### Record excerpts
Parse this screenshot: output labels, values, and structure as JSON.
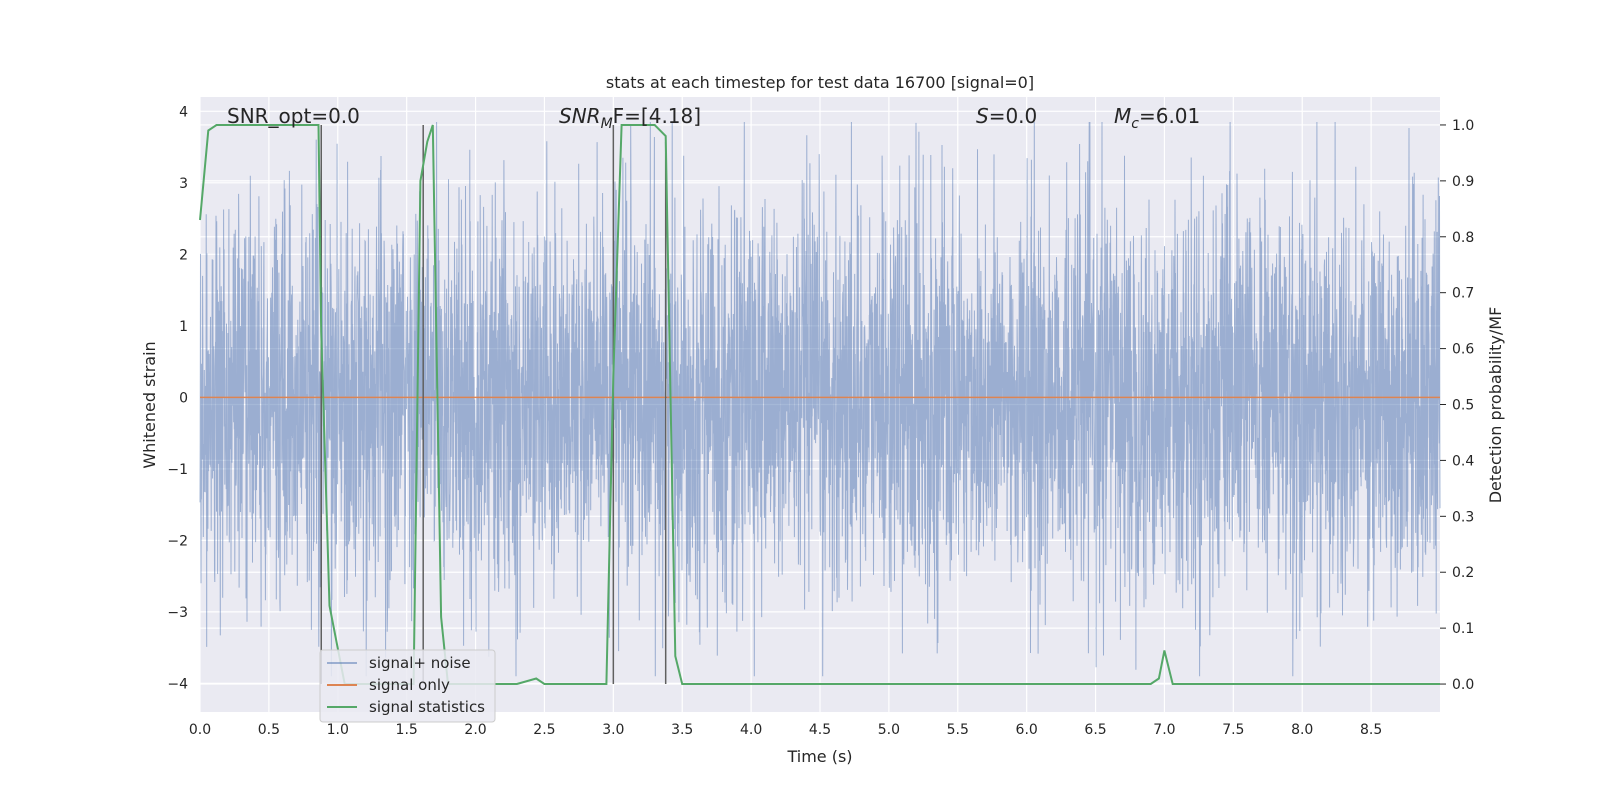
{
  "chart_data": {
    "type": "line",
    "title": "stats at each timestep for test data 16700 [signal=0]",
    "xlabel": "Time (s)",
    "ylabel_left": "Whitened strain",
    "ylabel_right": "Detection probability/MF",
    "xlim": [
      0,
      9.0
    ],
    "ylim_left": [
      -4.4,
      4.2
    ],
    "ylim_right": [
      -0.05,
      1.05
    ],
    "xticks": [
      0.0,
      0.5,
      1.0,
      1.5,
      2.0,
      2.5,
      3.0,
      3.5,
      4.0,
      4.5,
      5.0,
      5.5,
      6.0,
      6.5,
      7.0,
      7.5,
      8.0,
      8.5
    ],
    "xtick_labels": [
      "0.0",
      "0.5",
      "1.0",
      "1.5",
      "2.0",
      "2.5",
      "3.0",
      "3.5",
      "4.0",
      "4.5",
      "5.0",
      "5.5",
      "6.0",
      "6.5",
      "7.0",
      "7.5",
      "8.0",
      "8.5"
    ],
    "yticks_left": [
      4,
      3,
      2,
      1,
      0,
      -1,
      -2,
      -3,
      -4
    ],
    "ytick_labels_left": [
      "4",
      "3",
      "2",
      "1",
      "0",
      "−1",
      "−2",
      "−3",
      "−4"
    ],
    "yticks_right": [
      1.0,
      0.9,
      0.8,
      0.7,
      0.6,
      0.5,
      0.4,
      0.3,
      0.2,
      0.1,
      0.0
    ],
    "ytick_labels_right": [
      "1.0",
      "0.9",
      "0.8",
      "0.7",
      "0.6",
      "0.5",
      "0.4",
      "0.3",
      "0.2",
      "0.1",
      "0.0"
    ],
    "grid": true,
    "legend_placement": "lower-left",
    "annotations": {
      "snr_opt": "SNR_opt=0.0",
      "snr_mf_main": "SNR",
      "snr_mf_sub": "M",
      "snr_mf_rest": "F=[4.18]",
      "s_main": "S",
      "s_rest": "=0.0",
      "mc_main": "M",
      "mc_sub": "c",
      "mc_rest": "=6.01"
    },
    "series": [
      {
        "name": "signal+ noise",
        "axis": "left",
        "color": "#4c72b0",
        "alpha": 0.5,
        "description_range": [
          -3.9,
          3.85
        ]
      },
      {
        "name": "signal only",
        "axis": "left",
        "color": "#dd8452",
        "x": [
          0.0,
          9.0
        ],
        "y": [
          0.0,
          0.0
        ]
      },
      {
        "name": "signal statistics",
        "axis": "right",
        "color": "#55a868",
        "x": [
          0.0,
          0.06,
          0.12,
          0.2,
          0.86,
          0.88,
          0.94,
          1.05,
          1.55,
          1.6,
          1.65,
          1.69,
          1.75,
          1.8,
          2.3,
          2.44,
          2.5,
          2.95,
          3.0,
          3.06,
          3.3,
          3.38,
          3.45,
          3.5,
          6.9,
          6.96,
          7.0,
          7.06,
          7.15,
          9.0
        ],
        "y": [
          0.83,
          0.99,
          1.0,
          1.0,
          1.0,
          0.63,
          0.14,
          0.0,
          0.0,
          0.9,
          0.97,
          1.0,
          0.12,
          0.0,
          0.0,
          0.01,
          0.0,
          0.0,
          0.55,
          1.0,
          1.0,
          0.98,
          0.05,
          0.0,
          0.0,
          0.01,
          0.06,
          0.0,
          0.0,
          0.0
        ]
      }
    ],
    "markers": {
      "color": "#606060",
      "x": [
        0.88,
        1.62,
        3.0,
        3.38
      ],
      "ytop": [
        1.0,
        1.0,
        1.0,
        0.97
      ]
    }
  }
}
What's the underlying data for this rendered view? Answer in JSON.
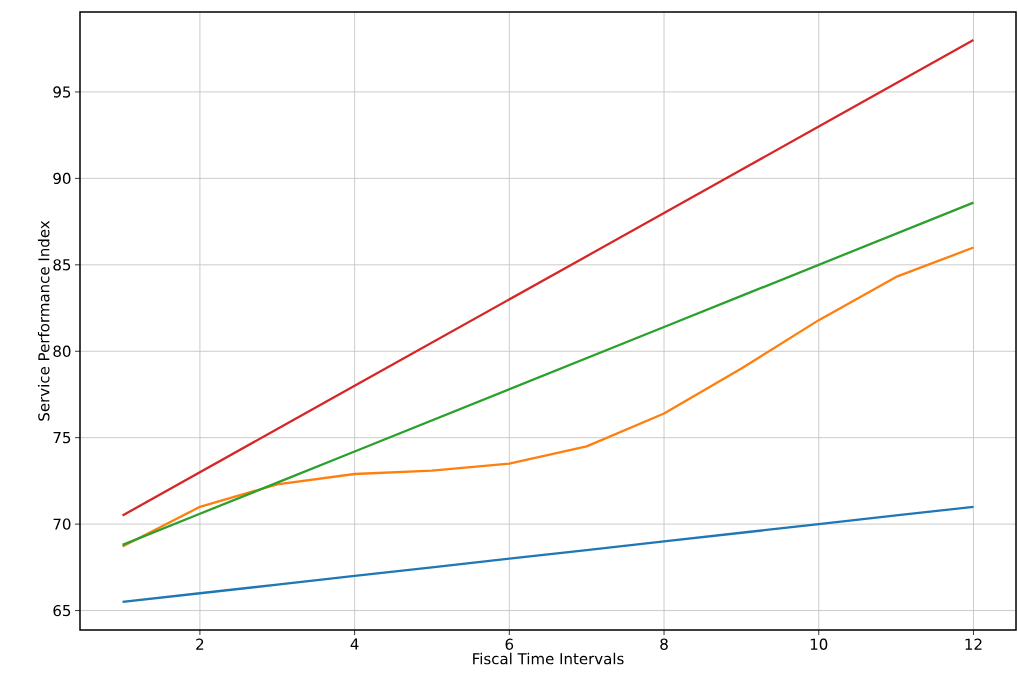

### Exercise details
Which lines above hold the word "this"? Copy each of them.

### Exercise result
Parse this screenshot: output labels, values, and structure as JSON.
What's the underlying data for this rendered view? Answer in JSON.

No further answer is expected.